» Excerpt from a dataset
○ ○ ○ ○
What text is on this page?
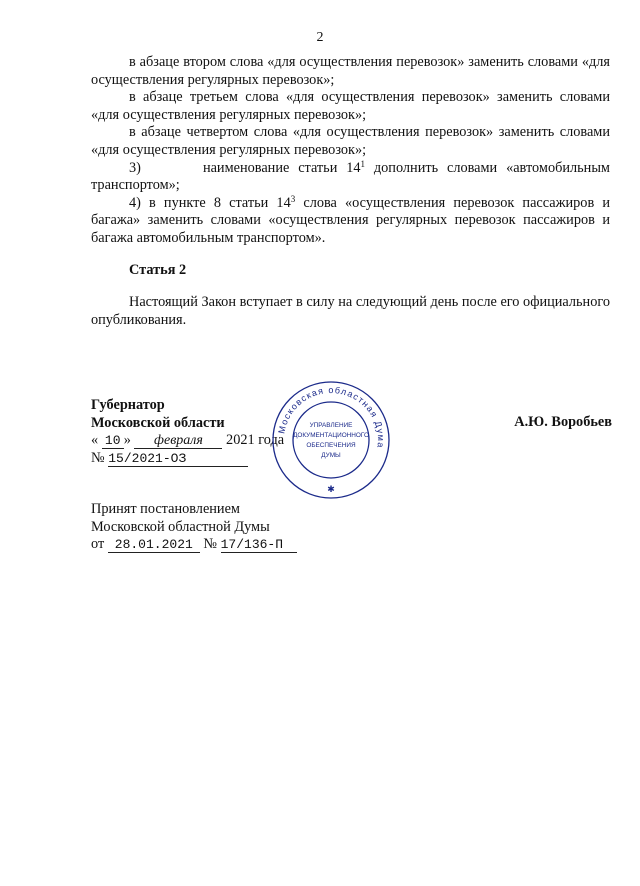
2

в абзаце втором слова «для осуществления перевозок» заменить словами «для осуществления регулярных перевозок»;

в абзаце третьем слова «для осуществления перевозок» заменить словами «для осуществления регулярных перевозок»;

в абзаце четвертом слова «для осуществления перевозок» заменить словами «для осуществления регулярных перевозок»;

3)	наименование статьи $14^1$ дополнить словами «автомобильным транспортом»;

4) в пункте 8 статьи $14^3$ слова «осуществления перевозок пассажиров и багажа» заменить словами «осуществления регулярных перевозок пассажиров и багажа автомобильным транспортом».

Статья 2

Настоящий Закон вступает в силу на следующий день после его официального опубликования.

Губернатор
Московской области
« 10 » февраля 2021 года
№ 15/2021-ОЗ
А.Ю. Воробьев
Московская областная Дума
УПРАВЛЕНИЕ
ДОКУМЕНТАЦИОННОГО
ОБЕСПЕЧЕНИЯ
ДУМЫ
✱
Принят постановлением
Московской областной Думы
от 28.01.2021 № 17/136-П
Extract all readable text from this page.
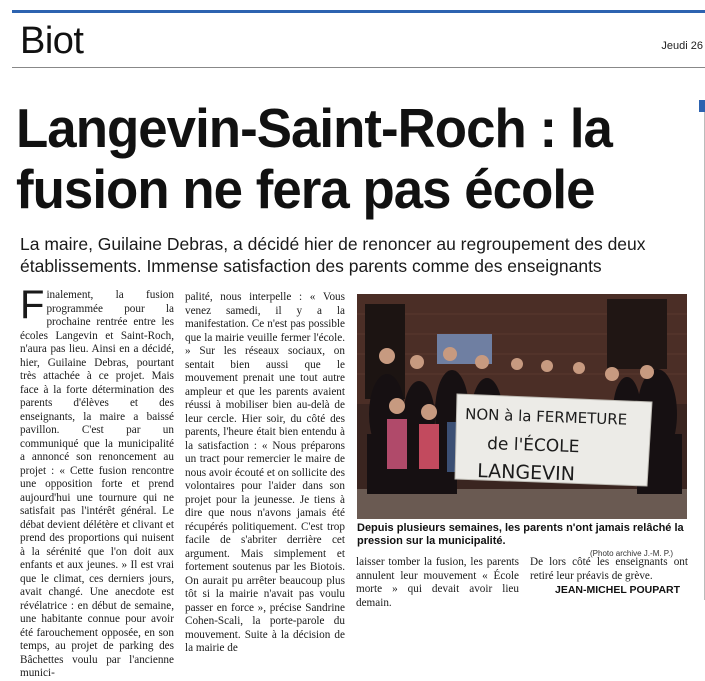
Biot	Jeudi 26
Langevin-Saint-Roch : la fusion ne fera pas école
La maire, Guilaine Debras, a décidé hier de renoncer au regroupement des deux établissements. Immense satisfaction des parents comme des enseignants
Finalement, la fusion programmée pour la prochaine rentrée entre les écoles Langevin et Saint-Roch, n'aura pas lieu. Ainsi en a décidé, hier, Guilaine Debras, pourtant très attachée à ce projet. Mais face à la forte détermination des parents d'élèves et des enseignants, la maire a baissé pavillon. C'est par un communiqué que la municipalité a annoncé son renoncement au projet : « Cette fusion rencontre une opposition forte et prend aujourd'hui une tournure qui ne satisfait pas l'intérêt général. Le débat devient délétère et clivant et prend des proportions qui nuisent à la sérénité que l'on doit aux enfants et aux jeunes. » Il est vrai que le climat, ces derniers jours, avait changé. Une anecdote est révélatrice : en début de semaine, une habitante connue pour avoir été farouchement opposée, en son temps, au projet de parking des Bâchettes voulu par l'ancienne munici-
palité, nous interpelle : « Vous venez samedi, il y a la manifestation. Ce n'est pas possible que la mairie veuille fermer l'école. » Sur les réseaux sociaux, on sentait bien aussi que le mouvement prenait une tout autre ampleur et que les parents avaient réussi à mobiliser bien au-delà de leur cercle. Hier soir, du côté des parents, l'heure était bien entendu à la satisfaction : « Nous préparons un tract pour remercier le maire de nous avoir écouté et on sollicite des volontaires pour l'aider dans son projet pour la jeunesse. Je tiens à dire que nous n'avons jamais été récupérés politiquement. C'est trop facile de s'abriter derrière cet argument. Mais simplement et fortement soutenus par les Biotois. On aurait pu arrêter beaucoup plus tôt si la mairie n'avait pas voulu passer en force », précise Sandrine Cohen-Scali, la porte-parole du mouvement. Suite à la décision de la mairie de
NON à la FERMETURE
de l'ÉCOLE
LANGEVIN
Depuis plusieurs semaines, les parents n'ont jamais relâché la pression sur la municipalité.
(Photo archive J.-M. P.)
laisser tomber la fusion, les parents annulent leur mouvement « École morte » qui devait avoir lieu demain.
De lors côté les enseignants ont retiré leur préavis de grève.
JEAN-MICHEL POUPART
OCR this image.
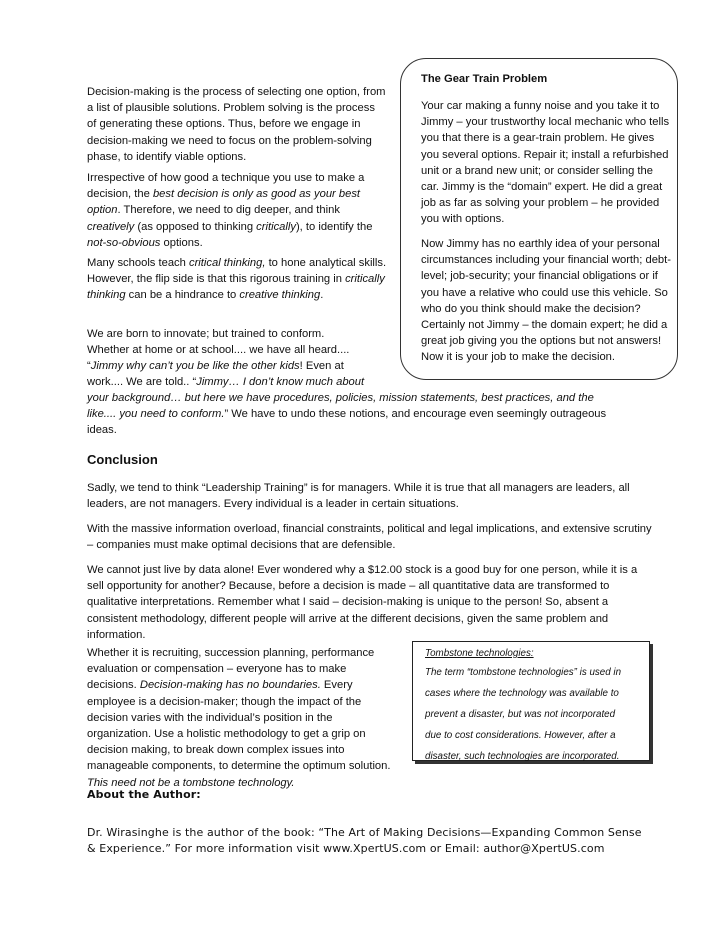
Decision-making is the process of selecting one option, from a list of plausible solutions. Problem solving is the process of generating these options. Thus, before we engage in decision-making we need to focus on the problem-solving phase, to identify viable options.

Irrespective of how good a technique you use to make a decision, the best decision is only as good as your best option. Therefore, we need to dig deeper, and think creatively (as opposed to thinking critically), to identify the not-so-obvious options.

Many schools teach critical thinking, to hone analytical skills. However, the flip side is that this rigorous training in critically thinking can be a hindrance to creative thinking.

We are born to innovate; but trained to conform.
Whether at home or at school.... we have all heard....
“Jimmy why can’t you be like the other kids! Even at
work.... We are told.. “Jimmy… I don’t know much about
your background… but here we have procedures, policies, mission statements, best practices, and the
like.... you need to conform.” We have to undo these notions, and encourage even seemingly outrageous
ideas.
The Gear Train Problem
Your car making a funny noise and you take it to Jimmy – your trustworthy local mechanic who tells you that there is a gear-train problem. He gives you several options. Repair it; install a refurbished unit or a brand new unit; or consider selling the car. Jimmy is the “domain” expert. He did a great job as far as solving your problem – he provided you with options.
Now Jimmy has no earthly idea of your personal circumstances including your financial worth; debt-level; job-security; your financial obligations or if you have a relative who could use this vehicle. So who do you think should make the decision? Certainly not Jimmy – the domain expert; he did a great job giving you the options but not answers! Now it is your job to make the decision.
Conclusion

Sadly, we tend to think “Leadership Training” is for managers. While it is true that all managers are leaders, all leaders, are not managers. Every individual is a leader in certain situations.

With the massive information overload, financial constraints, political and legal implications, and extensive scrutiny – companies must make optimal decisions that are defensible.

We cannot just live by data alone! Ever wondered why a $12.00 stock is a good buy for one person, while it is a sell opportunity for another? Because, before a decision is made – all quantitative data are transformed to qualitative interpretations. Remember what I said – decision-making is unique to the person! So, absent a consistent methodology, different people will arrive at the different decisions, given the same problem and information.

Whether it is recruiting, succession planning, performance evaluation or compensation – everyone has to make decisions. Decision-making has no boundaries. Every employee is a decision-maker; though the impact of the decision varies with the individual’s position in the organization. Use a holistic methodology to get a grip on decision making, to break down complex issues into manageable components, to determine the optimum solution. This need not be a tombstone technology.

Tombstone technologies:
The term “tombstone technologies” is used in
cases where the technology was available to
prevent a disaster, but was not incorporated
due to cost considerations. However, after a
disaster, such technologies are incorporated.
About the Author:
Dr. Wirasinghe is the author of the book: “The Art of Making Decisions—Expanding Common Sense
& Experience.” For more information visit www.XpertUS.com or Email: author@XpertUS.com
○ ○ ○ ○
» Objective
Leave out the pictures and return every record word for word.

» The result
What text is on this page?
2

в абзаце втором слова «для осуществления перевозок» заменить словами «для осуществления регулярных перевозок»;

в абзаце третьем слова «для осуществления перевозок» заменить словами «для осуществления регулярных перевозок»;

в абзаце четвертом слова «для осуществления перевозок» заменить словами «для осуществления регулярных перевозок»;

3)	наименование статьи $14^1$ дополнить словами «автомобильным транспортом»;

4) в пункте 8 статьи $14^3$ слова «осуществления перевозок пассажиров и багажа» заменить словами «осуществления регулярных перевозок пассажиров и багажа автомобильным транспортом».

Статья 2

Настоящий Закон вступает в силу на следующий день после его официального опубликования.

Губернатор
Московской области
« 10 » февраля 2021 года
№ 15/2021-ОЗ
А.Ю. Воробьев
Московская областная Дума
УПРАВЛЕНИЕ
ДОКУМЕНТАЦИОННОГО
ОБЕСПЕЧЕНИЯ
ДУМЫ
✱
Принят постановлением
Московской областной Думы
от 28.01.2021 № 17/136-П
Extract all readable text from this page.
Biot	Jeudi 26
Langevin-Saint-Roch : la fusion ne fera pas école
La maire, Guilaine Debras, a décidé hier de renoncer au regroupement des deux établissements. Immense satisfaction des parents comme des enseignants
Finalement, la fusion programmée pour la prochaine rentrée entre les écoles Langevin et Saint-Roch, n'aura pas lieu. Ainsi en a décidé, hier, Guilaine Debras, pourtant très attachée à ce projet. Mais face à la forte détermination des parents d'élèves et des enseignants, la maire a baissé pavillon. C'est par un communiqué que la municipalité a annoncé son renoncement au projet : « Cette fusion rencontre une opposition forte et prend aujourd'hui une tournure qui ne satisfait pas l'intérêt général. Le débat devient délétère et clivant et prend des proportions qui nuisent à la sérénité que l'on doit aux enfants et aux jeunes. » Il est vrai que le climat, ces derniers jours, avait changé. Une anecdote est révélatrice : en début de semaine, une habitante connue pour avoir été farouchement opposée, en son temps, au projet de parking des Bâchettes voulu par l'ancienne munici-
palité, nous interpelle : « Vous venez samedi, il y a la manifestation. Ce n'est pas possible que la mairie veuille fermer l'école. » Sur les réseaux sociaux, on sentait bien aussi que le mouvement prenait une tout autre ampleur et que les parents avaient réussi à mobiliser bien au-delà de leur cercle. Hier soir, du côté des parents, l'heure était bien entendu à la satisfaction : « Nous préparons un tract pour remercier le maire de nous avoir écouté et on sollicite des volontaires pour l'aider dans son projet pour la jeunesse. Je tiens à dire que nous n'avons jamais été récupérés politiquement. C'est trop facile de s'abriter derrière cet argument. Mais simplement et fortement soutenus par les Biotois. On aurait pu arrêter beaucoup plus tôt si la mairie n'avait pas voulu passer en force », précise Sandrine Cohen-Scali, la porte-parole du mouvement. Suite à la décision de la mairie de
NON à la FERMETURE
de l'ÉCOLE
LANGEVIN
Depuis plusieurs semaines, les parents n'ont jamais relâché la pression sur la municipalité.
(Photo archive J.-M. P.)
laisser tomber la fusion, les parents annulent leur mouvement « École morte » qui devait avoir lieu demain.
De lors côté les enseignants ont retiré leur préavis de grève.
JEAN-MICHEL POUPART
OCR this image.
Decision-making is the process of selecting one option, from a list of plausible solutions. Problem solving is the process of generating these options. Thus, before we engage in decision-making we need to focus on the problem-solving phase, to identify viable options.

Irrespective of how good a technique you use to make a decision, the best decision is only as good as your best option. Therefore, we need to dig deeper, and think creatively (as opposed to thinking critically), to identify the not-so-obvious options.

Many schools teach critical thinking, to hone analytical skills. However, the flip side is that this rigorous training in critically thinking can be a hindrance to creative thinking.

We are born to innovate; but trained to conform.
Whether at home or at school.... we have all heard....
“Jimmy why can’t you be like the other kids! Even at
work.... We are told.. “Jimmy… I don’t know much about
your background… but here we have procedures, policies, mission statements, best practices, and the
like.... you need to conform.” We have to undo these notions, and encourage even seemingly outrageous
ideas.
The Gear Train Problem
Your car making a funny noise and you take it to Jimmy – your trustworthy local mechanic who tells you that there is a gear-train problem. He gives you several options. Repair it; install a refurbished unit or a brand new unit; or consider selling the car. Jimmy is the “domain” expert. He did a great job as far as solving your problem – he provided you with options.
Now Jimmy has no earthly idea of your personal circumstances including your financial worth; debt-level; job-security; your financial obligations or if you have a relative who could use this vehicle. So who do you think should make the decision? Certainly not Jimmy – the domain expert; he did a great job giving you the options but not answers! Now it is your job to make the decision.
Conclusion

Sadly, we tend to think “Leadership Training” is for managers. While it is true that all managers are leaders, all leaders, are not managers. Every individual is a leader in certain situations.

With the massive information overload, financial constraints, political and legal implications, and extensive scrutiny – companies must make optimal decisions that are defensible.

We cannot just live by data alone! Ever wondered why a $12.00 stock is a good buy for one person, while it is a sell opportunity for another? Because, before a decision is made – all quantitative data are transformed to qualitative interpretations. Remember what I said – decision-making is unique to the person! So, absent a consistent methodology, different people will arrive at the different decisions, given the same problem and information.

Whether it is recruiting, succession planning, performance evaluation or compensation – everyone has to make decisions. Decision-making has no boundaries. Every employee is a decision-maker; though the impact of the decision varies with the individual’s position in the organization. Use a holistic methodology to get a grip on decision making, to break down complex issues into manageable components, to determine the optimum solution. This need not be a tombstone technology.

Tombstone technologies:
The term “tombstone technologies” is used in
cases where the technology was available to
prevent a disaster, but was not incorporated
due to cost considerations. However, after a
disaster, such technologies are incorporated.
About the Author:
Dr. Wirasinghe is the author of the book: “The Art of Making Decisions—Expanding Common Sense
& Experience.” For more information visit www.XpertUS.com or Email: author@XpertUS.com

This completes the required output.